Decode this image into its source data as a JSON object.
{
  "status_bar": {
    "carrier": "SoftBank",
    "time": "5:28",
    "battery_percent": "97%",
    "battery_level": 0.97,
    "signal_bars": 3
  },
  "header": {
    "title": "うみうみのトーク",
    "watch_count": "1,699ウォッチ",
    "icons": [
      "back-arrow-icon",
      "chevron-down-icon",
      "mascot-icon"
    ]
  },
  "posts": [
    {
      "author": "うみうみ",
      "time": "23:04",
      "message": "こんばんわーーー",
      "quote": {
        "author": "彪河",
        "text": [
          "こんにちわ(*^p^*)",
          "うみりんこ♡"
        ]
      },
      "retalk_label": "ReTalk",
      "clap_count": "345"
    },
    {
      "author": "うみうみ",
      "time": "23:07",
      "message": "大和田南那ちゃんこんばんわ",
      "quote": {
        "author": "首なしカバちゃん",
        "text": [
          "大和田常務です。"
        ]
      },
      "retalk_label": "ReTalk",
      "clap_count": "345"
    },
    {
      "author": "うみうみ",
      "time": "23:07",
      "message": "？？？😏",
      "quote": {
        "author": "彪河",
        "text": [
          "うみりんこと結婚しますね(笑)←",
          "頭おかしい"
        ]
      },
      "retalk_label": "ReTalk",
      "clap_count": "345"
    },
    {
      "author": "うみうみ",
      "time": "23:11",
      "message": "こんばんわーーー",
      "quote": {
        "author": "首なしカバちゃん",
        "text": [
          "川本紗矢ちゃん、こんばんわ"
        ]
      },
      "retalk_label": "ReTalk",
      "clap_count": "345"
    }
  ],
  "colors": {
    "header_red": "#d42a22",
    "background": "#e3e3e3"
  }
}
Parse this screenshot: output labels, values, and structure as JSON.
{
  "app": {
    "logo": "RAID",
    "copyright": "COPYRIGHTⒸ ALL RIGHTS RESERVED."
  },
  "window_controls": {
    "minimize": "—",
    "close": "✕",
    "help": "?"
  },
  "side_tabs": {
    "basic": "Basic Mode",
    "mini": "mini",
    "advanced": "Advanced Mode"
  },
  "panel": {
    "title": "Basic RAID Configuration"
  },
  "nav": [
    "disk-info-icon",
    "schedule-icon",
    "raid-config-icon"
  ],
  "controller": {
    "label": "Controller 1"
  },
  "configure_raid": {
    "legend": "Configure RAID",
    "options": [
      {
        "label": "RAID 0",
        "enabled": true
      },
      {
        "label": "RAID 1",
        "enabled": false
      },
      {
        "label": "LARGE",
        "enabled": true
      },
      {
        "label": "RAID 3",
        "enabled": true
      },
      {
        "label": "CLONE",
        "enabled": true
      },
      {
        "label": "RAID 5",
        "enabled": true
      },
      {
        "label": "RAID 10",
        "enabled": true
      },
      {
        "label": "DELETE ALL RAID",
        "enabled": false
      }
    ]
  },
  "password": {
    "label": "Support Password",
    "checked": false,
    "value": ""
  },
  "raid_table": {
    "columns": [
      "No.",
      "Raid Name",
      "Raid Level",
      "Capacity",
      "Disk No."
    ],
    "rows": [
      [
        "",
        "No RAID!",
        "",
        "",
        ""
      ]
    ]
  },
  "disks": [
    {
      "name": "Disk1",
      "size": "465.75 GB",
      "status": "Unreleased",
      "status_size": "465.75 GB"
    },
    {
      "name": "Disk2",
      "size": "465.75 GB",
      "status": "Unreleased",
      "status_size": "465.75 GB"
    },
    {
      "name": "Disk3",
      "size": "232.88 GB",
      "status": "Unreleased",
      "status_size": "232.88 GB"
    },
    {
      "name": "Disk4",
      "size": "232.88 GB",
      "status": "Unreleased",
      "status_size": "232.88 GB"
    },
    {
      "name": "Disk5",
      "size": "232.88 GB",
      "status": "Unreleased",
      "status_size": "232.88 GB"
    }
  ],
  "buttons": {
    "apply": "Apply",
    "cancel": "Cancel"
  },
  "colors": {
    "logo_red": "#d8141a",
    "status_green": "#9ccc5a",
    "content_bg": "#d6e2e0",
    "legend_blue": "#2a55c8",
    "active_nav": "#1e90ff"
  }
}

*EXERCISE DIRECTIONS*
All of the entries should be written out again exactly.

*RESULT BELOW*
Decode this image into its source data as a JSON object.
{
  "status_bar": {
    "carrier": "SoftBank",
    "time": "5:28",
    "battery_percent": "97%",
    "battery_level": 0.97,
    "signal_bars": 3
  },
  "header": {
    "title": "うみうみのトーク",
    "watch_count": "1,699ウォッチ",
    "icons": [
      "back-arrow-icon",
      "chevron-down-icon",
      "mascot-icon"
    ]
  },
  "posts": [
    {
      "author": "うみうみ",
      "time": "23:04",
      "message": "こんばんわーーー",
      "quote": {
        "author": "彪河",
        "text": [
          "こんにちわ(*^p^*)",
          "うみりんこ♡"
        ]
      },
      "retalk_label": "ReTalk",
      "clap_count": "345"
    },
    {
      "author": "うみうみ",
      "time": "23:07",
      "message": "大和田南那ちゃんこんばんわ",
      "quote": {
        "author": "首なしカバちゃん",
        "text": [
          "大和田常務です。"
        ]
      },
      "retalk_label": "ReTalk",
      "clap_count": "345"
    },
    {
      "author": "うみうみ",
      "time": "23:07",
      "message": "？？？😏",
      "quote": {
        "author": "彪河",
        "text": [
          "うみりんこと結婚しますね(笑)←",
          "頭おかしい"
        ]
      },
      "retalk_label": "ReTalk",
      "clap_count": "345"
    },
    {
      "author": "うみうみ",
      "time": "23:11",
      "message": "こんばんわーーー",
      "quote": {
        "author": "首なしカバちゃん",
        "text": [
          "川本紗矢ちゃん、こんばんわ"
        ]
      },
      "retalk_label": "ReTalk",
      "clap_count": "345"
    }
  ],
  "colors": {
    "header_red": "#d42a22",
    "background": "#e3e3e3"
  }
}
Parse this screenshot: output labels, values, and structure as JSON.
{
  "app": {
    "logo": "RAID",
    "copyright": "COPYRIGHTⒸ ALL RIGHTS RESERVED."
  },
  "window_controls": {
    "minimize": "—",
    "close": "✕",
    "help": "?"
  },
  "side_tabs": {
    "basic": "Basic Mode",
    "mini": "mini",
    "advanced": "Advanced Mode"
  },
  "panel": {
    "title": "Basic RAID Configuration"
  },
  "nav": [
    "disk-info-icon",
    "schedule-icon",
    "raid-config-icon"
  ],
  "controller": {
    "label": "Controller 1"
  },
  "configure_raid": {
    "legend": "Configure RAID",
    "options": [
      {
        "label": "RAID 0",
        "enabled": true
      },
      {
        "label": "RAID 1",
        "enabled": false
      },
      {
        "label": "LARGE",
        "enabled": true
      },
      {
        "label": "RAID 3",
        "enabled": true
      },
      {
        "label": "CLONE",
        "enabled": true
      },
      {
        "label": "RAID 5",
        "enabled": true
      },
      {
        "label": "RAID 10",
        "enabled": true
      },
      {
        "label": "DELETE ALL RAID",
        "enabled": false
      }
    ]
  },
  "password": {
    "label": "Support Password",
    "checked": false,
    "value": ""
  },
  "raid_table": {
    "columns": [
      "No.",
      "Raid Name",
      "Raid Level",
      "Capacity",
      "Disk No."
    ],
    "rows": [
      [
        "",
        "No RAID!",
        "",
        "",
        ""
      ]
    ]
  },
  "disks": [
    {
      "name": "Disk1",
      "size": "465.75 GB",
      "status": "Unreleased",
      "status_size": "465.75 GB"
    },
    {
      "name": "Disk2",
      "size": "465.75 GB",
      "status": "Unreleased",
      "status_size": "465.75 GB"
    },
    {
      "name": "Disk3",
      "size": "232.88 GB",
      "status": "Unreleased",
      "status_size": "232.88 GB"
    },
    {
      "name": "Disk4",
      "size": "232.88 GB",
      "status": "Unreleased",
      "status_size": "232.88 GB"
    },
    {
      "name": "Disk5",
      "size": "232.88 GB",
      "status": "Unreleased",
      "status_size": "232.88 GB"
    }
  ],
  "buttons": {
    "apply": "Apply",
    "cancel": "Cancel"
  },
  "colors": {
    "logo_red": "#d8141a",
    "status_green": "#9ccc5a",
    "content_bg": "#d6e2e0",
    "legend_blue": "#2a55c8",
    "active_nav": "#1e90ff"
  }
}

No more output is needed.